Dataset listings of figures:
****************

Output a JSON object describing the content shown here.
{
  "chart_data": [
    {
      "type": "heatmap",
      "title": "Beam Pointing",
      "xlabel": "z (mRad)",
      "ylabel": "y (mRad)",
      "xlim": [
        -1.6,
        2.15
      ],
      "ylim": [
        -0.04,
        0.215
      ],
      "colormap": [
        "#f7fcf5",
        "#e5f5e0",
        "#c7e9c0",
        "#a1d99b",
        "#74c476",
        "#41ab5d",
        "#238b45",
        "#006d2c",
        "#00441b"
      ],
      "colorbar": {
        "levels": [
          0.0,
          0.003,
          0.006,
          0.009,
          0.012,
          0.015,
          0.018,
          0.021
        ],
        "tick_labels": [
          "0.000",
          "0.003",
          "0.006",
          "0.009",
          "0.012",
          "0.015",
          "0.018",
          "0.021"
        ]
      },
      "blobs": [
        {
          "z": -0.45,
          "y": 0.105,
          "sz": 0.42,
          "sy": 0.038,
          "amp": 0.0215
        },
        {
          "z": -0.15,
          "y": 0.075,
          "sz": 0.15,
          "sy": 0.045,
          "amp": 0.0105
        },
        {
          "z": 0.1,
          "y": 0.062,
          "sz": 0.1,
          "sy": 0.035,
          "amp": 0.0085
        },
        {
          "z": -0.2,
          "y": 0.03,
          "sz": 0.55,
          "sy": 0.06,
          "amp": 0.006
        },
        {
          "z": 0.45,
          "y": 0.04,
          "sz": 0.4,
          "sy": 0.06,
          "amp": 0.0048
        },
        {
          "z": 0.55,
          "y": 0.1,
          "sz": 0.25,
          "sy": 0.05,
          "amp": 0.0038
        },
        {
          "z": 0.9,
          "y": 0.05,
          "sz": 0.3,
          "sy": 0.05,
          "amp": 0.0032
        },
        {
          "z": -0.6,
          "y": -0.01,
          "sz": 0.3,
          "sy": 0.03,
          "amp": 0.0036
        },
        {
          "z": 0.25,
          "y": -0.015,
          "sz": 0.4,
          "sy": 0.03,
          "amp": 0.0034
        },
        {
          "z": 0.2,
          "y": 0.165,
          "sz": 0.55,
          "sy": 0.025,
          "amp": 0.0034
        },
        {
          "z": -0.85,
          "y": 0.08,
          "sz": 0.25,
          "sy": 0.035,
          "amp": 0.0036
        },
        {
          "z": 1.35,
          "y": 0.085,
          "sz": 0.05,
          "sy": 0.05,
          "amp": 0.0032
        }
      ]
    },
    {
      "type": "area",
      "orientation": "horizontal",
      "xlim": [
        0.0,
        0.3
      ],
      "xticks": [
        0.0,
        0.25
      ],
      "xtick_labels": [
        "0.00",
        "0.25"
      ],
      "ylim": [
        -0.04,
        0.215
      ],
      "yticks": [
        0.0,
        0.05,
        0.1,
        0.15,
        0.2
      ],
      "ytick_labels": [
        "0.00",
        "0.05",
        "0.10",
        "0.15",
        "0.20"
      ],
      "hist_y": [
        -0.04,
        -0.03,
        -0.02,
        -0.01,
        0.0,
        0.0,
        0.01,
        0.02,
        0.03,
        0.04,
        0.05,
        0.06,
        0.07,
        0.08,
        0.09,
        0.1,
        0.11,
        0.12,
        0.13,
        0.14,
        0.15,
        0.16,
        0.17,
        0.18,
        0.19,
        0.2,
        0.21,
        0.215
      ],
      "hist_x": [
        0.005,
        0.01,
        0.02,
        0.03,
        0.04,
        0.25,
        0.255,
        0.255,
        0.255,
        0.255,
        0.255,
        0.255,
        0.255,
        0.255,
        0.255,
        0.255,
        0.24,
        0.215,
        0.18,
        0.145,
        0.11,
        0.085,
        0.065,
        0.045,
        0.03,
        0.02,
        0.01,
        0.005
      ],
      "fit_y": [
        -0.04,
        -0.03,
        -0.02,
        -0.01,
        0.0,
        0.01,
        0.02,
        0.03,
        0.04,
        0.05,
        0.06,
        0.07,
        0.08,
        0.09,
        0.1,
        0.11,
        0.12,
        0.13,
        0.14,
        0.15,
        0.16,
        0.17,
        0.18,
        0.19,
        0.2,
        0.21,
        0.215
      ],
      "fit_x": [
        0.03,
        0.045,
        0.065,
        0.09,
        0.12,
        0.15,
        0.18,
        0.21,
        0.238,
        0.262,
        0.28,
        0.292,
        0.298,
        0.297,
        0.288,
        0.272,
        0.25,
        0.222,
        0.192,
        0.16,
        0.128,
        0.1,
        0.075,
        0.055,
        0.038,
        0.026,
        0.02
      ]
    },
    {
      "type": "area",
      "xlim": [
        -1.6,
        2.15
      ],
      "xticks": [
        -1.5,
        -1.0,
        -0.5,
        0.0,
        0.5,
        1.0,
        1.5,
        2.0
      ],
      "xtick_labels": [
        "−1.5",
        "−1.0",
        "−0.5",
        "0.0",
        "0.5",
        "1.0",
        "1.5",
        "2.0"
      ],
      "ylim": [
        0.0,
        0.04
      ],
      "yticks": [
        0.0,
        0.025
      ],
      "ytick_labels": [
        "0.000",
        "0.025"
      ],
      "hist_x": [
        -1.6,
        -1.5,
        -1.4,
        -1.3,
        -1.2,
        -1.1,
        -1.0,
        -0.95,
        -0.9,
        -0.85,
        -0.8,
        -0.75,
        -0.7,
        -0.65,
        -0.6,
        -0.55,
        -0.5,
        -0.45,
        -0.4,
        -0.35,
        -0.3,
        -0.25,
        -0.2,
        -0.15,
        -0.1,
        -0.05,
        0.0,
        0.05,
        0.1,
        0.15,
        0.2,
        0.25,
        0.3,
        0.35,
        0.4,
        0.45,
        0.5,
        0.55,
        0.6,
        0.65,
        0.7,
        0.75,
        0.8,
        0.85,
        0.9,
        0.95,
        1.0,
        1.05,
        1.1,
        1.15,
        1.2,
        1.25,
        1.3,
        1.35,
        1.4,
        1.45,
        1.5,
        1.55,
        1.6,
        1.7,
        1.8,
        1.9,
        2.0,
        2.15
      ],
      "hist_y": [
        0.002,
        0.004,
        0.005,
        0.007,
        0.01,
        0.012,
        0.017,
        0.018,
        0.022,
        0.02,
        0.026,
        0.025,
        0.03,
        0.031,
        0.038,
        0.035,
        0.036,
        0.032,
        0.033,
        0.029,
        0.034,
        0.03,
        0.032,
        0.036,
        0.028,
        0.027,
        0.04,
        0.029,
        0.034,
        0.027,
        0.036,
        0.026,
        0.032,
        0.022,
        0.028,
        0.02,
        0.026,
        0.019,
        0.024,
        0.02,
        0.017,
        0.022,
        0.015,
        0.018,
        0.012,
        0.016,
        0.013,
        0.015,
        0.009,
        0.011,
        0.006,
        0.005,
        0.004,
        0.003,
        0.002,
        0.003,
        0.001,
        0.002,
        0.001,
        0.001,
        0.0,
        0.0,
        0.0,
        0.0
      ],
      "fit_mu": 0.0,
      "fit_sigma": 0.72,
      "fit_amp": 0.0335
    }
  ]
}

****************

- [What is being asked]
Write out the full listing, keeping every line exactly as it is.

- [Final result]
Output a JSON object describing the content shown here.
{
  "chart_data": [
    {
      "type": "heatmap",
      "title": "Beam Pointing",
      "xlabel": "z (mRad)",
      "ylabel": "y (mRad)",
      "xlim": [
        -1.6,
        2.15
      ],
      "ylim": [
        -0.04,
        0.215
      ],
      "colormap": [
        "#f7fcf5",
        "#e5f5e0",
        "#c7e9c0",
        "#a1d99b",
        "#74c476",
        "#41ab5d",
        "#238b45",
        "#006d2c",
        "#00441b"
      ],
      "colorbar": {
        "levels": [
          0.0,
          0.003,
          0.006,
          0.009,
          0.012,
          0.015,
          0.018,
          0.021
        ],
        "tick_labels": [
          "0.000",
          "0.003",
          "0.006",
          "0.009",
          "0.012",
          "0.015",
          "0.018",
          "0.021"
        ]
      },
      "blobs": [
        {
          "z": -0.45,
          "y": 0.105,
          "sz": 0.42,
          "sy": 0.038,
          "amp": 0.0215
        },
        {
          "z": -0.15,
          "y": 0.075,
          "sz": 0.15,
          "sy": 0.045,
          "amp": 0.0105
        },
        {
          "z": 0.1,
          "y": 0.062,
          "sz": 0.1,
          "sy": 0.035,
          "amp": 0.0085
        },
        {
          "z": -0.2,
          "y": 0.03,
          "sz": 0.55,
          "sy": 0.06,
          "amp": 0.006
        },
        {
          "z": 0.45,
          "y": 0.04,
          "sz": 0.4,
          "sy": 0.06,
          "amp": 0.0048
        },
        {
          "z": 0.55,
          "y": 0.1,
          "sz": 0.25,
          "sy": 0.05,
          "amp": 0.0038
        },
        {
          "z": 0.9,
          "y": 0.05,
          "sz": 0.3,
          "sy": 0.05,
          "amp": 0.0032
        },
        {
          "z": -0.6,
          "y": -0.01,
          "sz": 0.3,
          "sy": 0.03,
          "amp": 0.0036
        },
        {
          "z": 0.25,
          "y": -0.015,
          "sz": 0.4,
          "sy": 0.03,
          "amp": 0.0034
        },
        {
          "z": 0.2,
          "y": 0.165,
          "sz": 0.55,
          "sy": 0.025,
          "amp": 0.0034
        },
        {
          "z": -0.85,
          "y": 0.08,
          "sz": 0.25,
          "sy": 0.035,
          "amp": 0.0036
        },
        {
          "z": 1.35,
          "y": 0.085,
          "sz": 0.05,
          "sy": 0.05,
          "amp": 0.0032
        }
      ]
    },
    {
      "type": "area",
      "orientation": "horizontal",
      "xlim": [
        0.0,
        0.3
      ],
      "xticks": [
        0.0,
        0.25
      ],
      "xtick_labels": [
        "0.00",
        "0.25"
      ],
      "ylim": [
        -0.04,
        0.215
      ],
      "yticks": [
        0.0,
        0.05,
        0.1,
        0.15,
        0.2
      ],
      "ytick_labels": [
        "0.00",
        "0.05",
        "0.10",
        "0.15",
        "0.20"
      ],
      "hist_y": [
        -0.04,
        -0.03,
        -0.02,
        -0.01,
        0.0,
        0.0,
        0.01,
        0.02,
        0.03,
        0.04,
        0.05,
        0.06,
        0.07,
        0.08,
        0.09,
        0.1,
        0.11,
        0.12,
        0.13,
        0.14,
        0.15,
        0.16,
        0.17,
        0.18,
        0.19,
        0.2,
        0.21,
        0.215
      ],
      "hist_x": [
        0.005,
        0.01,
        0.02,
        0.03,
        0.04,
        0.25,
        0.255,
        0.255,
        0.255,
        0.255,
        0.255,
        0.255,
        0.255,
        0.255,
        0.255,
        0.255,
        0.24,
        0.215,
        0.18,
        0.145,
        0.11,
        0.085,
        0.065,
        0.045,
        0.03,
        0.02,
        0.01,
        0.005
      ],
      "fit_y": [
        -0.04,
        -0.03,
        -0.02,
        -0.01,
        0.0,
        0.01,
        0.02,
        0.03,
        0.04,
        0.05,
        0.06,
        0.07,
        0.08,
        0.09,
        0.1,
        0.11,
        0.12,
        0.13,
        0.14,
        0.15,
        0.16,
        0.17,
        0.18,
        0.19,
        0.2,
        0.21,
        0.215
      ],
      "fit_x": [
        0.03,
        0.045,
        0.065,
        0.09,
        0.12,
        0.15,
        0.18,
        0.21,
        0.238,
        0.262,
        0.28,
        0.292,
        0.298,
        0.297,
        0.288,
        0.272,
        0.25,
        0.222,
        0.192,
        0.16,
        0.128,
        0.1,
        0.075,
        0.055,
        0.038,
        0.026,
        0.02
      ]
    },
    {
      "type": "area",
      "xlim": [
        -1.6,
        2.15
      ],
      "xticks": [
        -1.5,
        -1.0,
        -0.5,
        0.0,
        0.5,
        1.0,
        1.5,
        2.0
      ],
      "xtick_labels": [
        "−1.5",
        "−1.0",
        "−0.5",
        "0.0",
        "0.5",
        "1.0",
        "1.5",
        "2.0"
      ],
      "ylim": [
        0.0,
        0.04
      ],
      "yticks": [
        0.0,
        0.025
      ],
      "ytick_labels": [
        "0.000",
        "0.025"
      ],
      "hist_x": [
        -1.6,
        -1.5,
        -1.4,
        -1.3,
        -1.2,
        -1.1,
        -1.0,
        -0.95,
        -0.9,
        -0.85,
        -0.8,
        -0.75,
        -0.7,
        -0.65,
        -0.6,
        -0.55,
        -0.5,
        -0.45,
        -0.4,
        -0.35,
        -0.3,
        -0.25,
        -0.2,
        -0.15,
        -0.1,
        -0.05,
        0.0,
        0.05,
        0.1,
        0.15,
        0.2,
        0.25,
        0.3,
        0.35,
        0.4,
        0.45,
        0.5,
        0.55,
        0.6,
        0.65,
        0.7,
        0.75,
        0.8,
        0.85,
        0.9,
        0.95,
        1.0,
        1.05,
        1.1,
        1.15,
        1.2,
        1.25,
        1.3,
        1.35,
        1.4,
        1.45,
        1.5,
        1.55,
        1.6,
        1.7,
        1.8,
        1.9,
        2.0,
        2.15
      ],
      "hist_y": [
        0.002,
        0.004,
        0.005,
        0.007,
        0.01,
        0.012,
        0.017,
        0.018,
        0.022,
        0.02,
        0.026,
        0.025,
        0.03,
        0.031,
        0.038,
        0.035,
        0.036,
        0.032,
        0.033,
        0.029,
        0.034,
        0.03,
        0.032,
        0.036,
        0.028,
        0.027,
        0.04,
        0.029,
        0.034,
        0.027,
        0.036,
        0.026,
        0.032,
        0.022,
        0.028,
        0.02,
        0.026,
        0.019,
        0.024,
        0.02,
        0.017,
        0.022,
        0.015,
        0.018,
        0.012,
        0.016,
        0.013,
        0.015,
        0.009,
        0.011,
        0.006,
        0.005,
        0.004,
        0.003,
        0.002,
        0.003,
        0.001,
        0.002,
        0.001,
        0.001,
        0.0,
        0.0,
        0.0,
        0.0
      ],
      "fit_mu": 0.0,
      "fit_sigma": 0.72,
      "fit_amp": 0.0335
    }
  ]
}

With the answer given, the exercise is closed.